— START PROVIDED RECORDS —

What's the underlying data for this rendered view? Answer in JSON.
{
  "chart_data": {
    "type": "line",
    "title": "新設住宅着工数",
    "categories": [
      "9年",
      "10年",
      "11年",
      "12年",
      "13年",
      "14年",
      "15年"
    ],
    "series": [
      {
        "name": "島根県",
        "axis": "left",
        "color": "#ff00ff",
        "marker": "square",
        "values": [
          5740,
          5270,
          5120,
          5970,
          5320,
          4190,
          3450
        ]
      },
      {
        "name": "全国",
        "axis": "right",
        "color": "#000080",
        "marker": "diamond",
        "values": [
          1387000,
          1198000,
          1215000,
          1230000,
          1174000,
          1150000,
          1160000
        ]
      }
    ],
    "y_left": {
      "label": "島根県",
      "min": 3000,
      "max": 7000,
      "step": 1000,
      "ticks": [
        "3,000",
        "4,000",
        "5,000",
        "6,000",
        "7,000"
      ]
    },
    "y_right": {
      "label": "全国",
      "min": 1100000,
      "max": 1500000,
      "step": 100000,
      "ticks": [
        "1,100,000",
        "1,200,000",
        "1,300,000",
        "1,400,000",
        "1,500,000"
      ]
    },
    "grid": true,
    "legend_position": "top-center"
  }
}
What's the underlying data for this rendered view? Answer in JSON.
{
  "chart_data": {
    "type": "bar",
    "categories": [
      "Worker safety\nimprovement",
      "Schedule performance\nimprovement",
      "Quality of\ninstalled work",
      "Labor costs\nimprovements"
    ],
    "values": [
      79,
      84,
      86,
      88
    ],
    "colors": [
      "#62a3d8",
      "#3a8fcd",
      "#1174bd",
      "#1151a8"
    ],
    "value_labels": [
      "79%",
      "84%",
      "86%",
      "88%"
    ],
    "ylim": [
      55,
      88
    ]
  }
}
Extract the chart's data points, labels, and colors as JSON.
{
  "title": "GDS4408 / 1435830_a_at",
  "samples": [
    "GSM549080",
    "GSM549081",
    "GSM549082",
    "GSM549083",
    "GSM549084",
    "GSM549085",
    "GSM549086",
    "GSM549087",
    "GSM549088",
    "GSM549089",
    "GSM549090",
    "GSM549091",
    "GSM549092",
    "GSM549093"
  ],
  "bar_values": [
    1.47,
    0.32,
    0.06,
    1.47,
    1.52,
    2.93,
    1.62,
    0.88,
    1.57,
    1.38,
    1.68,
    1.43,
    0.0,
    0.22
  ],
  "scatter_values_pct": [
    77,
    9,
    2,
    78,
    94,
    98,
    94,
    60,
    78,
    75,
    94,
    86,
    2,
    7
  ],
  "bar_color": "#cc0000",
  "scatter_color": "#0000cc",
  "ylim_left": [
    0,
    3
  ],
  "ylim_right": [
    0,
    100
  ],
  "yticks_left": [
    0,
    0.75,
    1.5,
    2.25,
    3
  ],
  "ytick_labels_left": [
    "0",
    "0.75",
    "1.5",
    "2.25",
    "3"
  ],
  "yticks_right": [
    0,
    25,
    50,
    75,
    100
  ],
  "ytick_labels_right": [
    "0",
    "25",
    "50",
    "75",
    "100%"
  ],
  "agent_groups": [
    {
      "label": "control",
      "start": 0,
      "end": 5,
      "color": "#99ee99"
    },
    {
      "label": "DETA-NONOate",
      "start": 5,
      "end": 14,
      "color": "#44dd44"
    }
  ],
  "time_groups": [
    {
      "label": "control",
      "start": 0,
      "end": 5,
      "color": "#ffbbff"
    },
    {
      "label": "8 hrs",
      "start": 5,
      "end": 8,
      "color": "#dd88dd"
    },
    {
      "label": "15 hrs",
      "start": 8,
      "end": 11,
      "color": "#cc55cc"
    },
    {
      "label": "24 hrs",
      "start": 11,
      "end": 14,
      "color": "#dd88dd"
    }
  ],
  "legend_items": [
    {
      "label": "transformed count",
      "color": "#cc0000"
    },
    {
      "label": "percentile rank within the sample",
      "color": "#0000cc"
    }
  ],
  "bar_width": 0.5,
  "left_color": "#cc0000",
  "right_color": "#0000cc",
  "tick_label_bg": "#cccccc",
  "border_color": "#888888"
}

— END PROVIDED RECORDS —

◆ WHAT TO DO
Print every line of the records exactly. Omit nothing.

◆ OUTPUT FOR THIS TASK
What's the underlying data for this rendered view? Answer in JSON.
{
  "chart_data": {
    "type": "line",
    "title": "新設住宅着工数",
    "categories": [
      "9年",
      "10年",
      "11年",
      "12年",
      "13年",
      "14年",
      "15年"
    ],
    "series": [
      {
        "name": "島根県",
        "axis": "left",
        "color": "#ff00ff",
        "marker": "square",
        "values": [
          5740,
          5270,
          5120,
          5970,
          5320,
          4190,
          3450
        ]
      },
      {
        "name": "全国",
        "axis": "right",
        "color": "#000080",
        "marker": "diamond",
        "values": [
          1387000,
          1198000,
          1215000,
          1230000,
          1174000,
          1150000,
          1160000
        ]
      }
    ],
    "y_left": {
      "label": "島根県",
      "min": 3000,
      "max": 7000,
      "step": 1000,
      "ticks": [
        "3,000",
        "4,000",
        "5,000",
        "6,000",
        "7,000"
      ]
    },
    "y_right": {
      "label": "全国",
      "min": 1100000,
      "max": 1500000,
      "step": 100000,
      "ticks": [
        "1,100,000",
        "1,200,000",
        "1,300,000",
        "1,400,000",
        "1,500,000"
      ]
    },
    "grid": true,
    "legend_position": "top-center"
  }
}
What's the underlying data for this rendered view? Answer in JSON.
{
  "chart_data": {
    "type": "bar",
    "categories": [
      "Worker safety\nimprovement",
      "Schedule performance\nimprovement",
      "Quality of\ninstalled work",
      "Labor costs\nimprovements"
    ],
    "values": [
      79,
      84,
      86,
      88
    ],
    "colors": [
      "#62a3d8",
      "#3a8fcd",
      "#1174bd",
      "#1151a8"
    ],
    "value_labels": [
      "79%",
      "84%",
      "86%",
      "88%"
    ],
    "ylim": [
      55,
      88
    ]
  }
}
Extract the chart's data points, labels, and colors as JSON.
{
  "title": "GDS4408 / 1435830_a_at",
  "samples": [
    "GSM549080",
    "GSM549081",
    "GSM549082",
    "GSM549083",
    "GSM549084",
    "GSM549085",
    "GSM549086",
    "GSM549087",
    "GSM549088",
    "GSM549089",
    "GSM549090",
    "GSM549091",
    "GSM549092",
    "GSM549093"
  ],
  "bar_values": [
    1.47,
    0.32,
    0.06,
    1.47,
    1.52,
    2.93,
    1.62,
    0.88,
    1.57,
    1.38,
    1.68,
    1.43,
    0.0,
    0.22
  ],
  "scatter_values_pct": [
    77,
    9,
    2,
    78,
    94,
    98,
    94,
    60,
    78,
    75,
    94,
    86,
    2,
    7
  ],
  "bar_color": "#cc0000",
  "scatter_color": "#0000cc",
  "ylim_left": [
    0,
    3
  ],
  "ylim_right": [
    0,
    100
  ],
  "yticks_left": [
    0,
    0.75,
    1.5,
    2.25,
    3
  ],
  "ytick_labels_left": [
    "0",
    "0.75",
    "1.5",
    "2.25",
    "3"
  ],
  "yticks_right": [
    0,
    25,
    50,
    75,
    100
  ],
  "ytick_labels_right": [
    "0",
    "25",
    "50",
    "75",
    "100%"
  ],
  "agent_groups": [
    {
      "label": "control",
      "start": 0,
      "end": 5,
      "color": "#99ee99"
    },
    {
      "label": "DETA-NONOate",
      "start": 5,
      "end": 14,
      "color": "#44dd44"
    }
  ],
  "time_groups": [
    {
      "label": "control",
      "start": 0,
      "end": 5,
      "color": "#ffbbff"
    },
    {
      "label": "8 hrs",
      "start": 5,
      "end": 8,
      "color": "#dd88dd"
    },
    {
      "label": "15 hrs",
      "start": 8,
      "end": 11,
      "color": "#cc55cc"
    },
    {
      "label": "24 hrs",
      "start": 11,
      "end": 14,
      "color": "#dd88dd"
    }
  ],
  "legend_items": [
    {
      "label": "transformed count",
      "color": "#cc0000"
    },
    {
      "label": "percentile rank within the sample",
      "color": "#0000cc"
    }
  ],
  "bar_width": 0.5,
  "left_color": "#cc0000",
  "right_color": "#0000cc",
  "tick_label_bg": "#cccccc",
  "border_color": "#888888"
}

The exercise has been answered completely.